>>>
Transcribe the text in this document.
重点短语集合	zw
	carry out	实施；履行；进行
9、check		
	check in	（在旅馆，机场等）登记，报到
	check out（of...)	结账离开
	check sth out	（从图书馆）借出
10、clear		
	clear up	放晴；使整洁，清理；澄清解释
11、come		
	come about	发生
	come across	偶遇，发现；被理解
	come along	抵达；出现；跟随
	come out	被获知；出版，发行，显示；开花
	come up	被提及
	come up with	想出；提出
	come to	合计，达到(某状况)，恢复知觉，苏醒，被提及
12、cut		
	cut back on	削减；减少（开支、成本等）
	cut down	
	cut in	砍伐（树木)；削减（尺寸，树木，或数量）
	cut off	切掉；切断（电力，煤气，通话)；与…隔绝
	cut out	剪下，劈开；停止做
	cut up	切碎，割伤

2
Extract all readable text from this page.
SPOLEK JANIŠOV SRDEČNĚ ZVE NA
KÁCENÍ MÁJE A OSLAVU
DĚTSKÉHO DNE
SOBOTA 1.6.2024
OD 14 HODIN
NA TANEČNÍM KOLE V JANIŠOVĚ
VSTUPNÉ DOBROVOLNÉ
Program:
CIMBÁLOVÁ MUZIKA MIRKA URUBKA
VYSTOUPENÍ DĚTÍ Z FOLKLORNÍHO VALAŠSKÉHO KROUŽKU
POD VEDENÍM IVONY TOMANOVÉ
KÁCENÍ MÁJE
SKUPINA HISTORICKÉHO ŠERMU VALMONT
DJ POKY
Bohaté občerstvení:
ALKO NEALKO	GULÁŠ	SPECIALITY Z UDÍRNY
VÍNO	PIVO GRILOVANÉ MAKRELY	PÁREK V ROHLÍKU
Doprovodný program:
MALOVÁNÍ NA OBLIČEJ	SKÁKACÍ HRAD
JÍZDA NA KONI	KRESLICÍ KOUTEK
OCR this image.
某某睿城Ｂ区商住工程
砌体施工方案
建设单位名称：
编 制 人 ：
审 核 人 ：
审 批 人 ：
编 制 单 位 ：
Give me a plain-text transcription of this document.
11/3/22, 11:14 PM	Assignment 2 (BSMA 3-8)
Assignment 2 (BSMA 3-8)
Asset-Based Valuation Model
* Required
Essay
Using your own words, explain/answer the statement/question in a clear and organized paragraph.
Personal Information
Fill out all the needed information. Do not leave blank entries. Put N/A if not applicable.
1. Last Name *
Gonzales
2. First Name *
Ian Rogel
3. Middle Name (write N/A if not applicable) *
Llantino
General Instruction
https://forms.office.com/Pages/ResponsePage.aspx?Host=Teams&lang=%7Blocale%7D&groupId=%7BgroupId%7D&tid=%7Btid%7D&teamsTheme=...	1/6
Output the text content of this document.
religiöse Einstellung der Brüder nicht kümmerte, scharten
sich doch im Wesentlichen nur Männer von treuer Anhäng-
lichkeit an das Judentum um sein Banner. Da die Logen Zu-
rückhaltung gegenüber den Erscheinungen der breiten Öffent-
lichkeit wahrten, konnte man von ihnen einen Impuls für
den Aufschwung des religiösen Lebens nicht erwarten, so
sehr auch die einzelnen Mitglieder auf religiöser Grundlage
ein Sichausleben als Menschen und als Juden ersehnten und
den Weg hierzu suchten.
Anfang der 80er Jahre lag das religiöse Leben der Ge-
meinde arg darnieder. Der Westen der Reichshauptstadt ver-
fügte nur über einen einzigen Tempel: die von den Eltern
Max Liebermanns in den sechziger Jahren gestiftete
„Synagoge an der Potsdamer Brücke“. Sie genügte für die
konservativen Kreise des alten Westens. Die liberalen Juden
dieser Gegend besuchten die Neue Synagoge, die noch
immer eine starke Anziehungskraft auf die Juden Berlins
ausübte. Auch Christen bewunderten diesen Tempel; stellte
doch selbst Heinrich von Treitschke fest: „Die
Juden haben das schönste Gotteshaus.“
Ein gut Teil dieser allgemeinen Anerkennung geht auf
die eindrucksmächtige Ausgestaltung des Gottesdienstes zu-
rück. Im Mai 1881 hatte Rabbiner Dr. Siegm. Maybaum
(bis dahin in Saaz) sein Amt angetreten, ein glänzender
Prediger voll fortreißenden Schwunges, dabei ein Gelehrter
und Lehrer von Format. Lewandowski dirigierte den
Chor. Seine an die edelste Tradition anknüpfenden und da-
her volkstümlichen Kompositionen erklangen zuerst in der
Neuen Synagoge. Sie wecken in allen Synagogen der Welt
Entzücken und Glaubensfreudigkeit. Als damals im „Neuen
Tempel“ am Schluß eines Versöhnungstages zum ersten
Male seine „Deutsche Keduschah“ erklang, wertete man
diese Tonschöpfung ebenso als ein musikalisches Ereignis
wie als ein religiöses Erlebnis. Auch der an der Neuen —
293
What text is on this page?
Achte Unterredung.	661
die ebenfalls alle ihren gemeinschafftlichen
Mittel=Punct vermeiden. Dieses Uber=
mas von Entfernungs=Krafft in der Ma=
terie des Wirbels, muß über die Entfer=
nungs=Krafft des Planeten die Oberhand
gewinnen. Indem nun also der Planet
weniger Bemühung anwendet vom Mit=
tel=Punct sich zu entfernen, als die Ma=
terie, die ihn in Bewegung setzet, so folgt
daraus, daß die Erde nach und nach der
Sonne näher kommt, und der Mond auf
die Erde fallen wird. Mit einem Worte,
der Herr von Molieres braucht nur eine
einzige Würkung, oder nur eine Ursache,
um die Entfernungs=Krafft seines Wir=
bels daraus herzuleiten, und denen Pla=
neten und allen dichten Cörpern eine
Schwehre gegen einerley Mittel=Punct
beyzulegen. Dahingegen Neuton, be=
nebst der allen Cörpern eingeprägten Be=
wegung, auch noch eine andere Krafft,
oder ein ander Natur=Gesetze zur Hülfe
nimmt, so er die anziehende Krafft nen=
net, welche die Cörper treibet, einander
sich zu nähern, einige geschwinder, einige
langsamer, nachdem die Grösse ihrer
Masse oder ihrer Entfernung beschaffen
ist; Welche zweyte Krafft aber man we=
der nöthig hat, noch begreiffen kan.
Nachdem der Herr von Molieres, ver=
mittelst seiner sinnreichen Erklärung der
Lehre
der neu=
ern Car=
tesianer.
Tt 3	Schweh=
<<<
- [TASK OBJECTIVE]:
Extract each line of the listing above, copying it word for word.

- [IN RESPONSE]:
Transcribe the text in this document.
重点短语集合	zw
	carry out	实施；履行；进行
9、check		
	check in	（在旅馆，机场等）登记，报到
	check out（of...)	结账离开
	check sth out	（从图书馆）借出
10、clear		
	clear up	放晴；使整洁，清理；澄清解释
11、come		
	come about	发生
	come across	偶遇，发现；被理解
	come along	抵达；出现；跟随
	come out	被获知；出版，发行，显示；开花
	come up	被提及
	come up with	想出；提出
	come to	合计，达到(某状况)，恢复知觉，苏醒，被提及
12、cut		
	cut back on	削减；减少（开支、成本等）
	cut down	
	cut in	砍伐（树木)；削减（尺寸，树木，或数量）
	cut off	切掉；切断（电力，煤气，通话)；与…隔绝
	cut out	剪下，劈开；停止做
	cut up	切碎，割伤

2
Extract all readable text from this page.
SPOLEK JANIŠOV SRDEČNĚ ZVE NA
KÁCENÍ MÁJE A OSLAVU
DĚTSKÉHO DNE
SOBOTA 1.6.2024
OD 14 HODIN
NA TANEČNÍM KOLE V JANIŠOVĚ
VSTUPNÉ DOBROVOLNÉ
Program:
CIMBÁLOVÁ MUZIKA MIRKA URUBKA
VYSTOUPENÍ DĚTÍ Z FOLKLORNÍHO VALAŠSKÉHO KROUŽKU
POD VEDENÍM IVONY TOMANOVÉ
KÁCENÍ MÁJE
SKUPINA HISTORICKÉHO ŠERMU VALMONT
DJ POKY
Bohaté občerstvení:
ALKO NEALKO	GULÁŠ	SPECIALITY Z UDÍRNY
VÍNO	PIVO GRILOVANÉ MAKRELY	PÁREK V ROHLÍKU
Doprovodný program:
MALOVÁNÍ NA OBLIČEJ	SKÁKACÍ HRAD
JÍZDA NA KONI	KRESLICÍ KOUTEK
OCR this image.
某某睿城Ｂ区商住工程
砌体施工方案
建设单位名称：
编 制 人 ：
审 核 人 ：
审 批 人 ：
编 制 单 位 ：
Give me a plain-text transcription of this document.
11/3/22, 11:14 PM	Assignment 2 (BSMA 3-8)
Assignment 2 (BSMA 3-8)
Asset-Based Valuation Model
* Required
Essay
Using your own words, explain/answer the statement/question in a clear and organized paragraph.
Personal Information
Fill out all the needed information. Do not leave blank entries. Put N/A if not applicable.
1. Last Name *
Gonzales
2. First Name *
Ian Rogel
3. Middle Name (write N/A if not applicable) *
Llantino
General Instruction
https://forms.office.com/Pages/ResponsePage.aspx?Host=Teams&lang=%7Blocale%7D&groupId=%7BgroupId%7D&tid=%7Btid%7D&teamsTheme=...	1/6
Output the text content of this document.
religiöse Einstellung der Brüder nicht kümmerte, scharten
sich doch im Wesentlichen nur Männer von treuer Anhäng-
lichkeit an das Judentum um sein Banner. Da die Logen Zu-
rückhaltung gegenüber den Erscheinungen der breiten Öffent-
lichkeit wahrten, konnte man von ihnen einen Impuls für
den Aufschwung des religiösen Lebens nicht erwarten, so
sehr auch die einzelnen Mitglieder auf religiöser Grundlage
ein Sichausleben als Menschen und als Juden ersehnten und
den Weg hierzu suchten.
Anfang der 80er Jahre lag das religiöse Leben der Ge-
meinde arg darnieder. Der Westen der Reichshauptstadt ver-
fügte nur über einen einzigen Tempel: die von den Eltern
Max Liebermanns in den sechziger Jahren gestiftete
„Synagoge an der Potsdamer Brücke“. Sie genügte für die
konservativen Kreise des alten Westens. Die liberalen Juden
dieser Gegend besuchten die Neue Synagoge, die noch
immer eine starke Anziehungskraft auf die Juden Berlins
ausübte. Auch Christen bewunderten diesen Tempel; stellte
doch selbst Heinrich von Treitschke fest: „Die
Juden haben das schönste Gotteshaus.“
Ein gut Teil dieser allgemeinen Anerkennung geht auf
die eindrucksmächtige Ausgestaltung des Gottesdienstes zu-
rück. Im Mai 1881 hatte Rabbiner Dr. Siegm. Maybaum
(bis dahin in Saaz) sein Amt angetreten, ein glänzender
Prediger voll fortreißenden Schwunges, dabei ein Gelehrter
und Lehrer von Format. Lewandowski dirigierte den
Chor. Seine an die edelste Tradition anknüpfenden und da-
her volkstümlichen Kompositionen erklangen zuerst in der
Neuen Synagoge. Sie wecken in allen Synagogen der Welt
Entzücken und Glaubensfreudigkeit. Als damals im „Neuen
Tempel“ am Schluß eines Versöhnungstages zum ersten
Male seine „Deutsche Keduschah“ erklang, wertete man
diese Tonschöpfung ebenso als ein musikalisches Ereignis
wie als ein religiöses Erlebnis. Auch der an der Neuen —
293
What text is on this page?
Achte Unterredung.	661
die ebenfalls alle ihren gemeinschafftlichen
Mittel=Punct vermeiden. Dieses Uber=
mas von Entfernungs=Krafft in der Ma=
terie des Wirbels, muß über die Entfer=
nungs=Krafft des Planeten die Oberhand
gewinnen. Indem nun also der Planet
weniger Bemühung anwendet vom Mit=
tel=Punct sich zu entfernen, als die Ma=
terie, die ihn in Bewegung setzet, so folgt
daraus, daß die Erde nach und nach der
Sonne näher kommt, und der Mond auf
die Erde fallen wird. Mit einem Worte,
der Herr von Molieres braucht nur eine
einzige Würkung, oder nur eine Ursache,
um die Entfernungs=Krafft seines Wir=
bels daraus herzuleiten, und denen Pla=
neten und allen dichten Cörpern eine
Schwehre gegen einerley Mittel=Punct
beyzulegen. Dahingegen Neuton, be=
nebst der allen Cörpern eingeprägten Be=
wegung, auch noch eine andere Krafft,
oder ein ander Natur=Gesetze zur Hülfe
nimmt, so er die anziehende Krafft nen=
net, welche die Cörper treibet, einander
sich zu nähern, einige geschwinder, einige
langsamer, nachdem die Grösse ihrer
Masse oder ihrer Entfernung beschaffen
ist; Welche zweyte Krafft aber man we=
der nöthig hat, noch begreiffen kan.
Nachdem der Herr von Molieres, ver=
mittelst seiner sinnreichen Erklärung der
Lehre
der neu=
ern Car=
tesianer.
Tt 3	Schweh=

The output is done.